■ Objective A: In the passage on Trump and his generals, what did the Air Force drop on an ISIS complex in Afghanistan?

■ Excerpted passage:
= = =
Moreover, in his first five months in office, President Trump had reportedly yet to meet or speak with either his commanders in Iraq or Afghanistan even though he signed off and granted authorization for them to take actions as they see fit. “What I do is I authorize my military,” Trump said after the Air Force dropped the most powerful conventional bomb in its arsenal on an ISIS complex in Afghanistan without his input. “We have the greatest military in the world, and they’ve done the job, as usual,” Trump said. “We have given them total authorization, and that’s what they’re doing.”[10] A similar authorization has been reported at the CIA, where CIA director Mike Pompeo claimed that, “When we’ve asked for more authorities, we’ve been given it. When we ask for more resources, we get it.”[11]

This “total authorization” has even led to the strange sight of the president distancing himself from actions he actually approved and ordered such as the Special Operations Forces raid in Yemen which claimed the life of Navy SEAL Ryan Owens. “This was something that was, you know, just—they wanted to do. They came to see me and they explained what they wanted to do, the generals, who are very respected… And they lost Ryan.”[12]

Trump’s outsourcing of war to his national security team—to the comfort of many—may avert the risk of an impulsive leader with no military experience ordering a reckless war in response to the latest slight. But the irony is that Trump’s top military leadership are the epitome of what Bannon would term “globalists.” They are pragmatic internationalists deeply committed to the United States’ leadership role within the global alliance structure that the US military built after World War II, along with a penchant for military solutions to global problems.

Trump’s generals and others in his national security leadership are a group deeply invested in the “long war” against terrorists, extremists and instability, however coded. They see this war in terms of generations—as both global and permanent. They embrace what Micah Zenko has described as a counterterrorism ideology within the national security state whose mindset is bipartisan and transcends presidential administrations, and which “is virulent and extremist, characterized by tough-sounding clichés and wholly implausible objectives.”[13] As military historian Andrew Bacevich has critically noted, the same group of generals who oversaw the counterproductive “global war on terror” are only proposing a more muscular version of the same approach.[14]

Trump’s array of generals have another characteristic in common, which most likely attracted them to Trump but which runs counter to a neo-isolationist foreign policy. Nearly all of them have expressed public opposition to aspects of Obama’s second-term foreign policy that included an alleged hesitancy to use force or commit troops, which many allies perceived as a retreat from traditional US commitments in the world. For example, they publicly faulted Obama for setting a deadline for withdrawing troops from Afghanistan, blamed his decision to pull all US troops out of Iraq in 2011 for the rise of the ISIS, and have been critical of the White House’s sensitivity to “boots on the ground” in the anti-ISIS campaign.
= = =
■ Objective B: Turn the stretch of entries from the start of the entries through the line containing "irregulars-year-series-point (192, 854, 202, 864)" into a numbered list, leaving out any blank lines.

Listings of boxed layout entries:
= = =
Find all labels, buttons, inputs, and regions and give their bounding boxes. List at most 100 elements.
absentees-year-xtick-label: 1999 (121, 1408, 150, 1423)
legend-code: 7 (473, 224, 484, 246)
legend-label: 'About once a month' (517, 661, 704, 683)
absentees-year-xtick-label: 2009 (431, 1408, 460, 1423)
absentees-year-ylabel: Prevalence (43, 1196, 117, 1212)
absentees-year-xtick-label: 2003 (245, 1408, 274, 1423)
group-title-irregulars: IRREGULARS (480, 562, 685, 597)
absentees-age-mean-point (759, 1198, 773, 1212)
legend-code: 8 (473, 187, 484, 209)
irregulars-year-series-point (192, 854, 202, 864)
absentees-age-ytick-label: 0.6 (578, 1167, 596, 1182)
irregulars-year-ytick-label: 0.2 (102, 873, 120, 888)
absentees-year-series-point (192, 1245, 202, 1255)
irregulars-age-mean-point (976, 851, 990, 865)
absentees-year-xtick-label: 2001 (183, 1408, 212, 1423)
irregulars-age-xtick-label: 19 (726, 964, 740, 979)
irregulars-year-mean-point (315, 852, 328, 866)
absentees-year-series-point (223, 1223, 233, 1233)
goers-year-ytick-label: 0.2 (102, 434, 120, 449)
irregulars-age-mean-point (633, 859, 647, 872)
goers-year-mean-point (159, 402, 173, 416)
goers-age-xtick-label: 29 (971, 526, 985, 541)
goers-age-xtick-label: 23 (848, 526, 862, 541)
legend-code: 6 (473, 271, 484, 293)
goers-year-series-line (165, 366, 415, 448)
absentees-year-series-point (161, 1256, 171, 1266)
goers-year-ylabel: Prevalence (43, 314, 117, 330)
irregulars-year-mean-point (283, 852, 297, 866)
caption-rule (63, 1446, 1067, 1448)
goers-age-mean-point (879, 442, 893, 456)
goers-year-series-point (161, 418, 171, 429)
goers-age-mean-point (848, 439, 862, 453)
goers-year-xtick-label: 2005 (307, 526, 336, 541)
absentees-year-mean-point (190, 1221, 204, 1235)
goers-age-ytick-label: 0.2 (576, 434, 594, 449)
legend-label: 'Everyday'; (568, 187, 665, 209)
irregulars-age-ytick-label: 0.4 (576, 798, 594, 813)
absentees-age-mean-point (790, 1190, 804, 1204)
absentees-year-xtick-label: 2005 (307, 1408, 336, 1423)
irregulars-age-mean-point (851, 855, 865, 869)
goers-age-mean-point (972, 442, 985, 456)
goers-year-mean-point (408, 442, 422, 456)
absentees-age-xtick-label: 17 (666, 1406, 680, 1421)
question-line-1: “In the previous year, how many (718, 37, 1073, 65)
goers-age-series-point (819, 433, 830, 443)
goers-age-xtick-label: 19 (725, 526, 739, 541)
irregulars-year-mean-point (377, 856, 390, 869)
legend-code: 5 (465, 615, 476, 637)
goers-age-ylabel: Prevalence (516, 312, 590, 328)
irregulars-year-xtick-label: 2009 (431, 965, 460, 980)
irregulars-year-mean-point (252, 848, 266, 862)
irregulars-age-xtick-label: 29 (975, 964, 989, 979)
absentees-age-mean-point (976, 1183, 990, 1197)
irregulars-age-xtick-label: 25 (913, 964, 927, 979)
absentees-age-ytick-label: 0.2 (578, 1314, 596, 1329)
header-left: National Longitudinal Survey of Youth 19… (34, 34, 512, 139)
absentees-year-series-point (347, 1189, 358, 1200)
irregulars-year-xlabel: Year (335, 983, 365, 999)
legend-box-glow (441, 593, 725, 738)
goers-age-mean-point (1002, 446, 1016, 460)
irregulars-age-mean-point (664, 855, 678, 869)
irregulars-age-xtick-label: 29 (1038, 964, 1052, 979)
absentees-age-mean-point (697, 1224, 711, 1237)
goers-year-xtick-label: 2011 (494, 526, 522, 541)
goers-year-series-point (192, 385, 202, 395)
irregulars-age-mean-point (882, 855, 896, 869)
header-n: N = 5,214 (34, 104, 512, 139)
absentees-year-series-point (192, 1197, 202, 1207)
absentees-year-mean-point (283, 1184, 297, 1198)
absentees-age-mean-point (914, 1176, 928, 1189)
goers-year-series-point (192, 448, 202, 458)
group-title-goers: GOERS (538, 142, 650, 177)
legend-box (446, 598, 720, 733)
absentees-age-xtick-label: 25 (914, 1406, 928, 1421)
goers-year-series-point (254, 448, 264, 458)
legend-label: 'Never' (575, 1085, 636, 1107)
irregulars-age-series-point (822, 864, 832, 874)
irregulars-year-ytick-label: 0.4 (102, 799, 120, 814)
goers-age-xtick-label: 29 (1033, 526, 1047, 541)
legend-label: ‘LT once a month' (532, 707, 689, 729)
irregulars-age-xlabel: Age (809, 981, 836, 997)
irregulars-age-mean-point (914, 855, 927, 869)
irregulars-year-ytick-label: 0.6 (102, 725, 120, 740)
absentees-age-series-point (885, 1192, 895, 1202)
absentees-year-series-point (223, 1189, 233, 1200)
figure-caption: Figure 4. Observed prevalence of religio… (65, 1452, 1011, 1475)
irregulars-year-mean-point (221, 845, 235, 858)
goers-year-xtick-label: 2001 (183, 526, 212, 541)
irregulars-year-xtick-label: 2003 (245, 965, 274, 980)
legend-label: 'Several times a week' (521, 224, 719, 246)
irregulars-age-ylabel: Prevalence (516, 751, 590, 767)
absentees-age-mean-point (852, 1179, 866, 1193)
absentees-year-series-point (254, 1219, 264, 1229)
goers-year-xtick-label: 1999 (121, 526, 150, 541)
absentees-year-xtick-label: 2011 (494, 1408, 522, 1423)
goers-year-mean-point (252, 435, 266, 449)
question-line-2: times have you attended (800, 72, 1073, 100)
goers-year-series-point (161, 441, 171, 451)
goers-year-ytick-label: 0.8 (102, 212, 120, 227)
= = =
■ Correct response A: The most powerful conventional bomb in its arsenal.

■ Correct response B:
1. Find all labels, buttons, inputs, and regions and give their bounding boxes. List at most 100 elements.
2. absentees-year-xtick-label: 1999 (121, 1408, 150, 1423)
3. legend-code: 7 (473, 224, 484, 246)
4. legend-label: 'About once a month' (517, 661, 704, 683)
5. absentees-year-xtick-label: 2009 (431, 1408, 460, 1423)
6. absentees-year-ylabel: Prevalence (43, 1196, 117, 1212)
7. absentees-year-xtick-label: 2003 (245, 1408, 274, 1423)
8. group-title-irregulars: IRREGULARS (480, 562, 685, 597)
9. absentees-age-mean-point (759, 1198, 773, 1212)
10. legend-code: 8 (473, 187, 484, 209)
11. irregulars-year-series-point (192, 854, 202, 864)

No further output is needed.